* **Data rows**
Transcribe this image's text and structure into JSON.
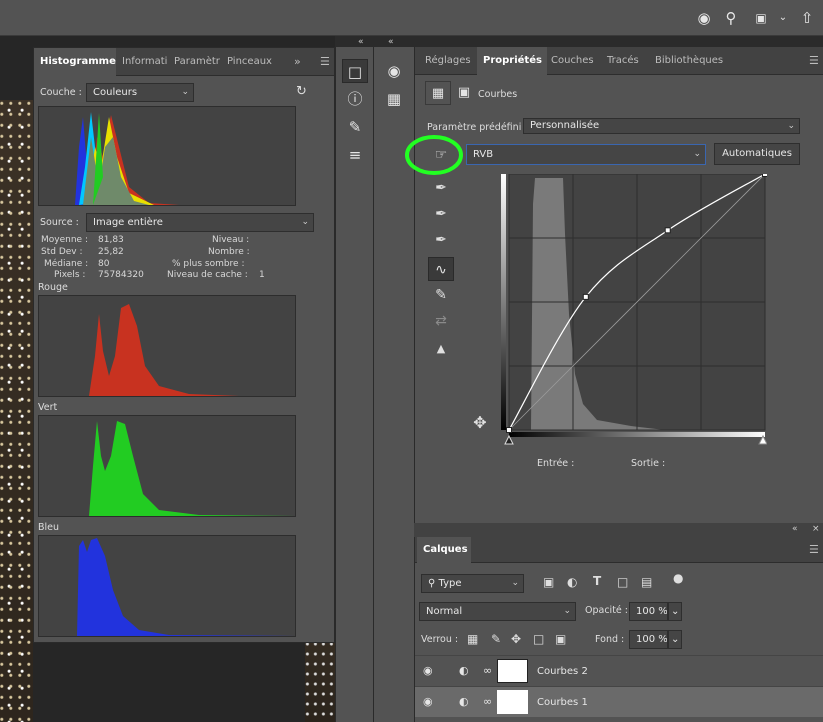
{
  "colors": {
    "panel": "#535353",
    "accent_highlight": "#22ff22",
    "hist_red": "#c83220",
    "hist_green": "#22cc22",
    "hist_blue": "#2233dd"
  },
  "topbar": {
    "icons": [
      "user-share-icon",
      "search-icon",
      "workspace-icon",
      "chevron-down-icon",
      "share-icon"
    ]
  },
  "histogram": {
    "tabs": [
      "Histogramme",
      "Informati",
      "Paramètr",
      "Pinceaux"
    ],
    "channel_label": "Couche :",
    "channel_value": "Couleurs",
    "source_label": "Source :",
    "source_value": "Image entière",
    "stats": {
      "mean_label": "Moyenne :",
      "mean": "81,83",
      "std_label": "Std Dev :",
      "std": "25,82",
      "median_label": "Médiane :",
      "median": "80",
      "pixels_label": "Pixels :",
      "pixels": "75784320",
      "level_label": "Niveau :",
      "count_label": "Nombre :",
      "percentile_label": "% plus sombre :",
      "cache_label": "Niveau de cache :",
      "cache": "1"
    },
    "red_label": "Rouge",
    "green_label": "Vert",
    "blue_label": "Bleu"
  },
  "properties": {
    "tabs": [
      "Réglages",
      "Propriétés",
      "Couches",
      "Tracés",
      "Bibliothèques"
    ],
    "header_label": "Courbes",
    "preset_label": "Paramètre prédéfini :",
    "preset_value": "Personnalisée",
    "channel_value": "RVB",
    "auto_button": "Automatiques",
    "input_label": "Entrée :",
    "output_label": "Sortie :",
    "curve_points": [
      [
        0,
        0
      ],
      [
        0.3,
        0.52
      ],
      [
        0.62,
        0.78
      ],
      [
        1,
        1
      ]
    ]
  },
  "layers": {
    "tab": "Calques",
    "filter_value": "Type",
    "blend_mode": "Normal",
    "opacity_label": "Opacité :",
    "opacity_value": "100 %",
    "lock_label": "Verrou :",
    "fill_label": "Fond :",
    "fill_value": "100 %",
    "items": [
      {
        "name": "Courbes 2"
      },
      {
        "name": "Courbes 1"
      }
    ]
  }
}
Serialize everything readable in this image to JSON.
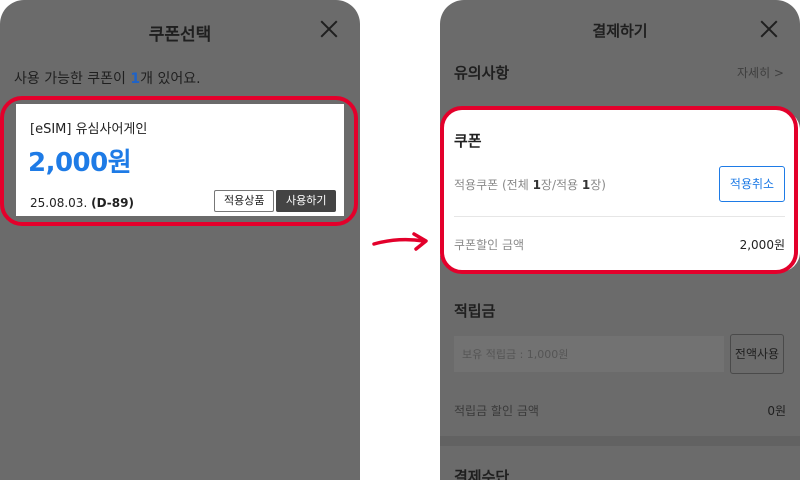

* **What the task asks**
Return the listing above unchanged, apart from dropping its pictures.

* **Task response**
Transcribe this image's text and structure into JSON.
{
  "colors": {
    "panel": "#535353",
    "accent_highlight": "#22ff22",
    "hist_red": "#c83220",
    "hist_green": "#22cc22",
    "hist_blue": "#2233dd"
  },
  "topbar": {
    "icons": [
      "user-share-icon",
      "search-icon",
      "workspace-icon",
      "chevron-down-icon",
      "share-icon"
    ]
  },
  "histogram": {
    "tabs": [
      "Histogramme",
      "Informati",
      "Paramètr",
      "Pinceaux"
    ],
    "channel_label": "Couche :",
    "channel_value": "Couleurs",
    "source_label": "Source :",
    "source_value": "Image entière",
    "stats": {
      "mean_label": "Moyenne :",
      "mean": "81,83",
      "std_label": "Std Dev :",
      "std": "25,82",
      "median_label": "Médiane :",
      "median": "80",
      "pixels_label": "Pixels :",
      "pixels": "75784320",
      "level_label": "Niveau :",
      "count_label": "Nombre :",
      "percentile_label": "% plus sombre :",
      "cache_label": "Niveau de cache :",
      "cache": "1"
    },
    "red_label": "Rouge",
    "green_label": "Vert",
    "blue_label": "Bleu"
  },
  "properties": {
    "tabs": [
      "Réglages",
      "Propriétés",
      "Couches",
      "Tracés",
      "Bibliothèques"
    ],
    "header_label": "Courbes",
    "preset_label": "Paramètre prédéfini :",
    "preset_value": "Personnalisée",
    "channel_value": "RVB",
    "auto_button": "Automatiques",
    "input_label": "Entrée :",
    "output_label": "Sortie :",
    "curve_points": [
      [
        0,
        0
      ],
      [
        0.3,
        0.52
      ],
      [
        0.62,
        0.78
      ],
      [
        1,
        1
      ]
    ]
  },
  "layers": {
    "tab": "Calques",
    "filter_value": "Type",
    "blend_mode": "Normal",
    "opacity_label": "Opacité :",
    "opacity_value": "100 %",
    "lock_label": "Verrou :",
    "fill_label": "Fond :",
    "fill_value": "100 %",
    "items": [
      {
        "name": "Courbes 2"
      },
      {
        "name": "Courbes 1"
      }
    ]
  }
}
Serialize everything readable in this image to JSON.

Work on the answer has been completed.